[START DATA FOR THIS EXERCISE]

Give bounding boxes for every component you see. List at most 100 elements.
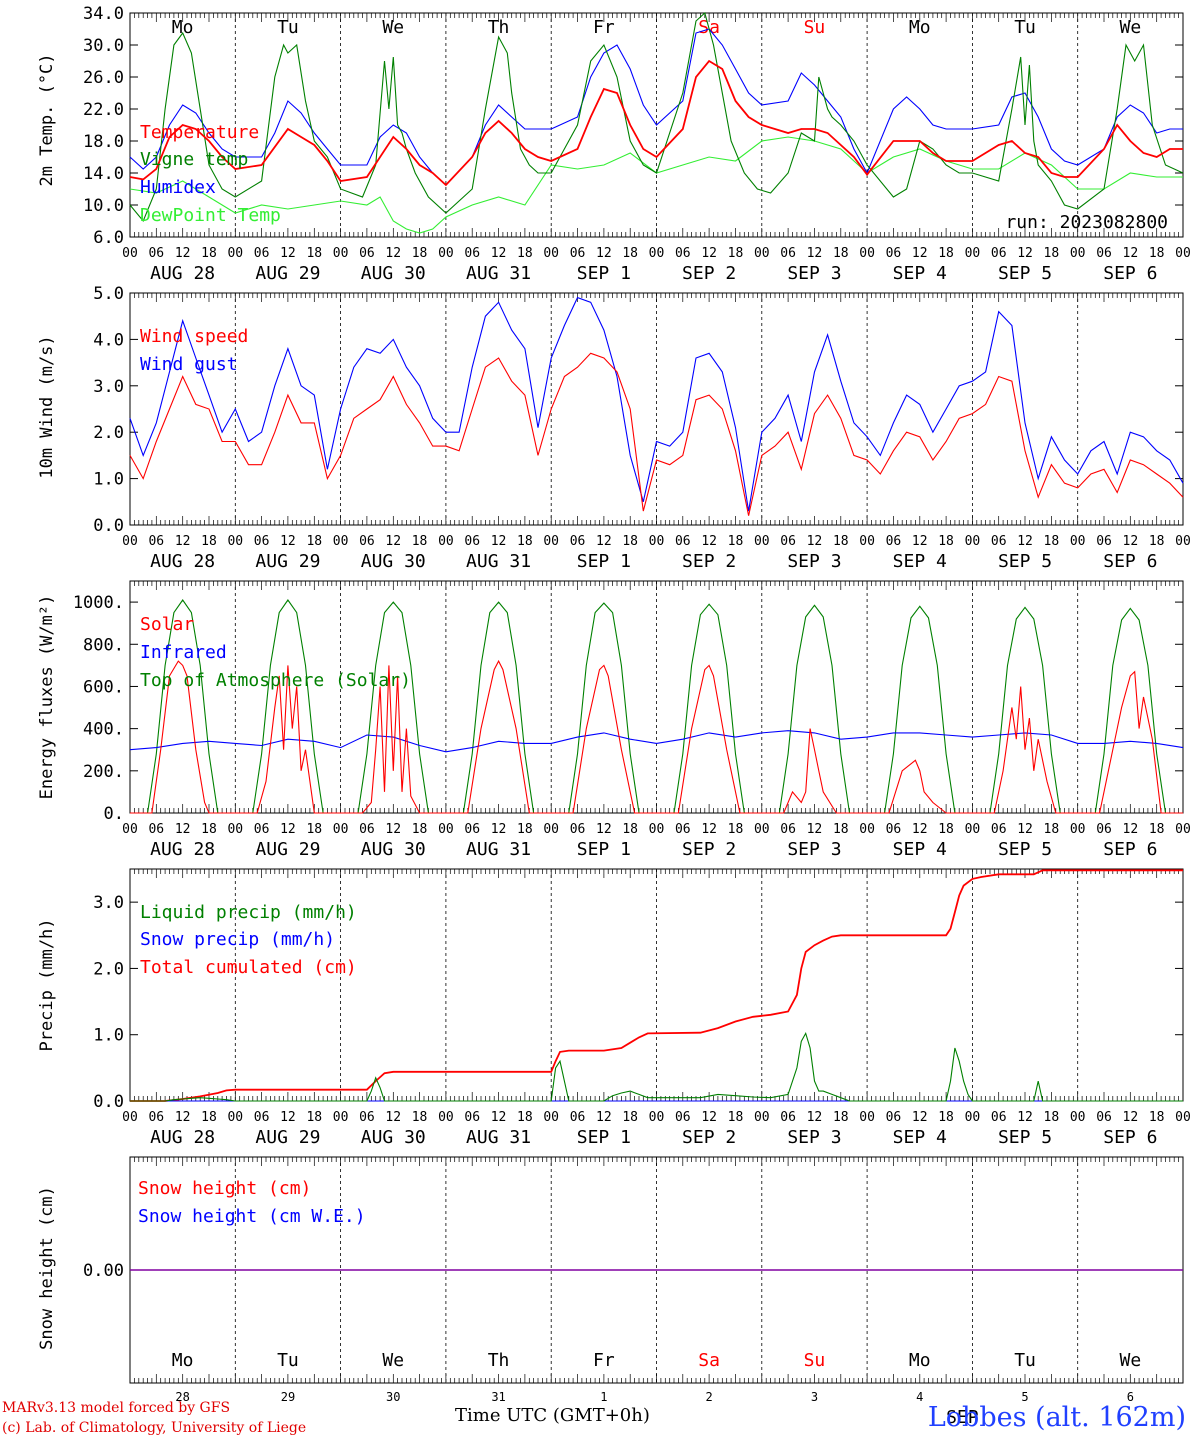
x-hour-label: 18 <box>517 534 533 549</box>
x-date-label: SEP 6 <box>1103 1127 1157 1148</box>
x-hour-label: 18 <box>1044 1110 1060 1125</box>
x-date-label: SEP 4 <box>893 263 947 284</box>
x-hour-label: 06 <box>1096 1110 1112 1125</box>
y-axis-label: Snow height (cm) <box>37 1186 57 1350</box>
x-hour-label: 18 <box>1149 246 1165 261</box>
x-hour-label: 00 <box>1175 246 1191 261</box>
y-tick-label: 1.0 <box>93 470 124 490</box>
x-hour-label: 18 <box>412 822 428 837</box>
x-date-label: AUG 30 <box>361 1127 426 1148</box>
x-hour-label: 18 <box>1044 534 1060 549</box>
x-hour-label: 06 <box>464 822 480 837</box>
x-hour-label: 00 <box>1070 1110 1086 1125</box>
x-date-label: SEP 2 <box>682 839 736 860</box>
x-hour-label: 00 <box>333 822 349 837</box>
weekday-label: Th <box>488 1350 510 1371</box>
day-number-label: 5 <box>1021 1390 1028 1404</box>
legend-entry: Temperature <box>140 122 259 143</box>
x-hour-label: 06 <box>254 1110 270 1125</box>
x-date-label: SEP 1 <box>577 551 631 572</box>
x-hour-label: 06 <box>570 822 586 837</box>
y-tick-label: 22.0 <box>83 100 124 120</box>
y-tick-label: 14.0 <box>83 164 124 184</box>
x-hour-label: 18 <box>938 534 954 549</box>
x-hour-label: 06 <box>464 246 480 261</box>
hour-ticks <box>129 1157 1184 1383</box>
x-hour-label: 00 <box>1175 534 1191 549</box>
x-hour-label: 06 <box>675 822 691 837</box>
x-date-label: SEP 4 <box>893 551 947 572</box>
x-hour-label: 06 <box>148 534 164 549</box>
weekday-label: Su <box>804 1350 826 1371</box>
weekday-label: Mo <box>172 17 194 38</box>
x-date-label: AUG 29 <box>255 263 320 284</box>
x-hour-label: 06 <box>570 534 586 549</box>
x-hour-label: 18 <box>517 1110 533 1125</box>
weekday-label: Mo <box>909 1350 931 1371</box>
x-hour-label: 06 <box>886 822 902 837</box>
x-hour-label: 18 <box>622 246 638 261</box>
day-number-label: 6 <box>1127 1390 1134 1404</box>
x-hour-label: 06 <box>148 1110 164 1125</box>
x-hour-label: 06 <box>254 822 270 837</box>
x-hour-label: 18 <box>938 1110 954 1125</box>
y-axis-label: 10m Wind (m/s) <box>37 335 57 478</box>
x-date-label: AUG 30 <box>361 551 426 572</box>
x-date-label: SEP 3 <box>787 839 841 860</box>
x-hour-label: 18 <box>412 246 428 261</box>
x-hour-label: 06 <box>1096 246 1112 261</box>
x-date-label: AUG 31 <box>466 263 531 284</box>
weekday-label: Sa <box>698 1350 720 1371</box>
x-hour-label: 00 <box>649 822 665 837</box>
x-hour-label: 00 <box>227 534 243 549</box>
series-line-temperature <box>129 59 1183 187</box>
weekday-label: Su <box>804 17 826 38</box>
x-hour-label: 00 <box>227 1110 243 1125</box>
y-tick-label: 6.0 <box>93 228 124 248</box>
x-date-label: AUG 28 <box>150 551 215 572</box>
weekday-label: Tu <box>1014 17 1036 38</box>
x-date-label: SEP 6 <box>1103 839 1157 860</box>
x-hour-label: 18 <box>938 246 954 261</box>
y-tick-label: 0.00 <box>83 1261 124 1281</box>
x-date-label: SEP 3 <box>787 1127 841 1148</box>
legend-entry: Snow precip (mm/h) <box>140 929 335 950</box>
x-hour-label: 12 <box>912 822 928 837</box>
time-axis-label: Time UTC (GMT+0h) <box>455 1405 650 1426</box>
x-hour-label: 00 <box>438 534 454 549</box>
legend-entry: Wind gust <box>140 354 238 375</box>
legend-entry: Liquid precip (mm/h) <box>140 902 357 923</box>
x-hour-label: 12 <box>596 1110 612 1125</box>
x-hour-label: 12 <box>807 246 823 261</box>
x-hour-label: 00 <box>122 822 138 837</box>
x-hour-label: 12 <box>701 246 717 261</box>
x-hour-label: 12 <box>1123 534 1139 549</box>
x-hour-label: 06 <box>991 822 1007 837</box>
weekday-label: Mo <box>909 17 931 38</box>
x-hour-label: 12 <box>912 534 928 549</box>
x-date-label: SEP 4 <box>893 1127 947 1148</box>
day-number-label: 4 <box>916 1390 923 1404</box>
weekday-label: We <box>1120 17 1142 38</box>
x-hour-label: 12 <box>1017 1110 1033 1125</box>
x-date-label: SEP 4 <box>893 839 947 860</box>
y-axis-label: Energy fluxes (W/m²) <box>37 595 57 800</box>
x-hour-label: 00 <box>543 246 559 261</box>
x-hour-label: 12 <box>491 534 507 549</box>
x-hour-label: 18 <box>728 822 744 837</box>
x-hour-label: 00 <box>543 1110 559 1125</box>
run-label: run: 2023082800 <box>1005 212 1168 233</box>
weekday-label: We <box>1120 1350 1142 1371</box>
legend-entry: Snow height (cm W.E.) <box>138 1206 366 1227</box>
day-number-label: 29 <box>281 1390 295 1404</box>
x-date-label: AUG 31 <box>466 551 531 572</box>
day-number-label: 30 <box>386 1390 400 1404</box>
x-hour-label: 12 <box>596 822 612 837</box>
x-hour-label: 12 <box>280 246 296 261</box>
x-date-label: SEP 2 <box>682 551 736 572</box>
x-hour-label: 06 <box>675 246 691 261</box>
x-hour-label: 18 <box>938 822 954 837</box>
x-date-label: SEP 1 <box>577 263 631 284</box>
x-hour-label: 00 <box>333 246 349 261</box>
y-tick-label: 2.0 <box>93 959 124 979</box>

[END DATA FOR THIS EXERCISE]
[START DATA FOR THIS EXERCISE]

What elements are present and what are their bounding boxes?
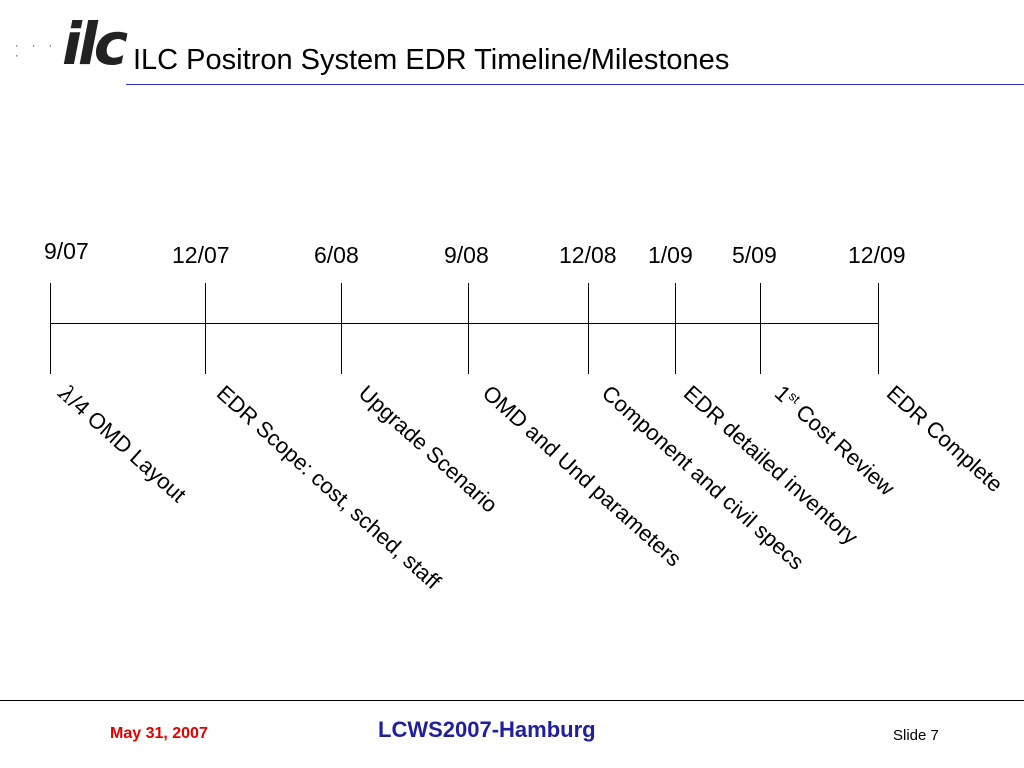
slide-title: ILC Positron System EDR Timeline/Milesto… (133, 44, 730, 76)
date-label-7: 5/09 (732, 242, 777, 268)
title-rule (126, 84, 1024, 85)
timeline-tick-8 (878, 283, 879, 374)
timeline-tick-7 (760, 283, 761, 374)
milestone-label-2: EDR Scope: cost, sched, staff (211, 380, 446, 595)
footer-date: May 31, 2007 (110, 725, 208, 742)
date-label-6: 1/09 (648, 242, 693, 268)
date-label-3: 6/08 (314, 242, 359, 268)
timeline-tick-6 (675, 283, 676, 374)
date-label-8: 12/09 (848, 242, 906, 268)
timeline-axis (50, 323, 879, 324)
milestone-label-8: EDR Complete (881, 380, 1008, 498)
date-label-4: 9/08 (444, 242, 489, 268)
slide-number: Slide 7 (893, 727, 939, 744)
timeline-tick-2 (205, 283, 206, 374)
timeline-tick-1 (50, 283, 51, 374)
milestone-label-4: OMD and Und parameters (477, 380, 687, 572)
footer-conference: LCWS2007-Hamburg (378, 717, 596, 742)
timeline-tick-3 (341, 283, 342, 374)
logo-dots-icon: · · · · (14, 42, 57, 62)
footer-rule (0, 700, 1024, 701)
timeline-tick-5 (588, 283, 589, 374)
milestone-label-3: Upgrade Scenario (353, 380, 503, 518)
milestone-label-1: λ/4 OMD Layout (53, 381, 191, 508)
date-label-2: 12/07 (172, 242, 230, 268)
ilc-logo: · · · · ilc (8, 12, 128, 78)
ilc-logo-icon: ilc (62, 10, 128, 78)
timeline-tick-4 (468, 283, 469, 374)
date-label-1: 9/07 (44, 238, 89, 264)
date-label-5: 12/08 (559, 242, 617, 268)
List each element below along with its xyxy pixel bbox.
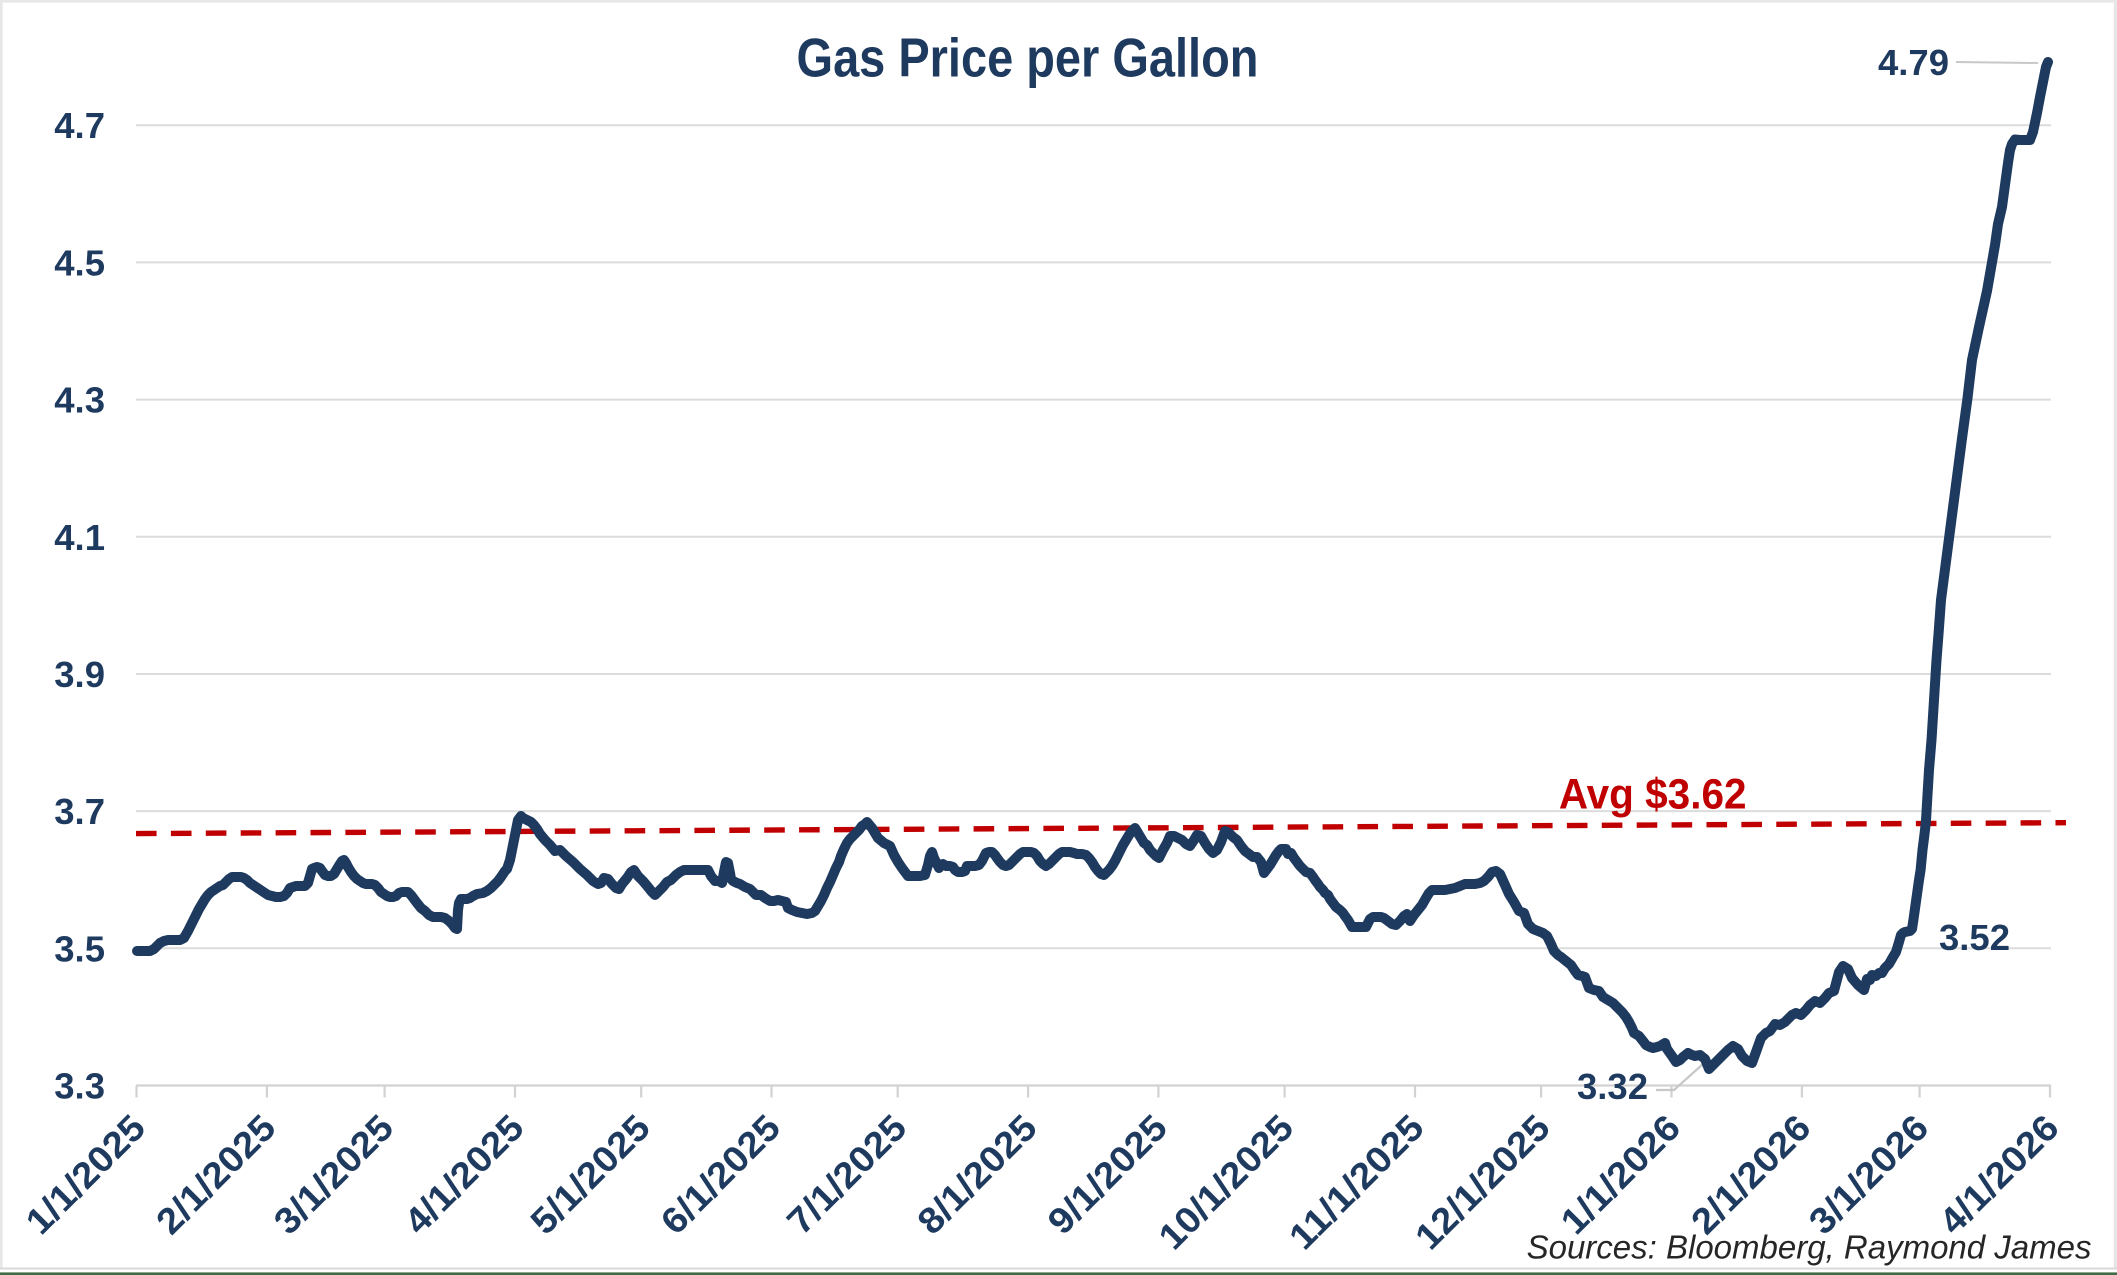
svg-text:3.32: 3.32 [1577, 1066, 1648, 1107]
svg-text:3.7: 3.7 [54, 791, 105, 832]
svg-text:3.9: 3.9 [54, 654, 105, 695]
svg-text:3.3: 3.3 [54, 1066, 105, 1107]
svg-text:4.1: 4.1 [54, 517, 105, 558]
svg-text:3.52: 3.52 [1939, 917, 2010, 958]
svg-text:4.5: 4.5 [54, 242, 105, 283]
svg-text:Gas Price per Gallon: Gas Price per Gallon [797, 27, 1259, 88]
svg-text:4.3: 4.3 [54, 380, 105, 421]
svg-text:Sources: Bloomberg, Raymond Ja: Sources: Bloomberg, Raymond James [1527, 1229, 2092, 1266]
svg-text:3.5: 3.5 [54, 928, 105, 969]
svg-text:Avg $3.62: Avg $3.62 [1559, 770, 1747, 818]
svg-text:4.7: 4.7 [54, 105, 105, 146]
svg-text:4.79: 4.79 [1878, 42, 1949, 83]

[END DATA FOR THIS EXERCISE]

- **WHAT THE EXERCISE ASKS**
Can you rewrite only the records starting at the line containing "svg-text:3.32: 3.32 [1577, 1066, 1648, 1107]" and ending at the line containing "svg-text:4.3: 4.3 [54, 380, 105, 421]", with "Gas Price per Gallon" changed to "Gasoline Price per Gallon" and everything else kept the same?

- **THE OUTPUT**
svg-text:3.32: 3.32 [1577, 1066, 1648, 1107]
svg-text:3.7: 3.7 [54, 791, 105, 832]
svg-text:3.9: 3.9 [54, 654, 105, 695]
svg-text:3.3: 3.3 [54, 1066, 105, 1107]
svg-text:4.1: 4.1 [54, 517, 105, 558]
svg-text:3.52: 3.52 [1939, 917, 2010, 958]
svg-text:4.5: 4.5 [54, 242, 105, 283]
svg-text:Gasoline Price per Gallon: Gasoline Price per Gallon [797, 27, 1259, 88]
svg-text:4.3: 4.3 [54, 380, 105, 421]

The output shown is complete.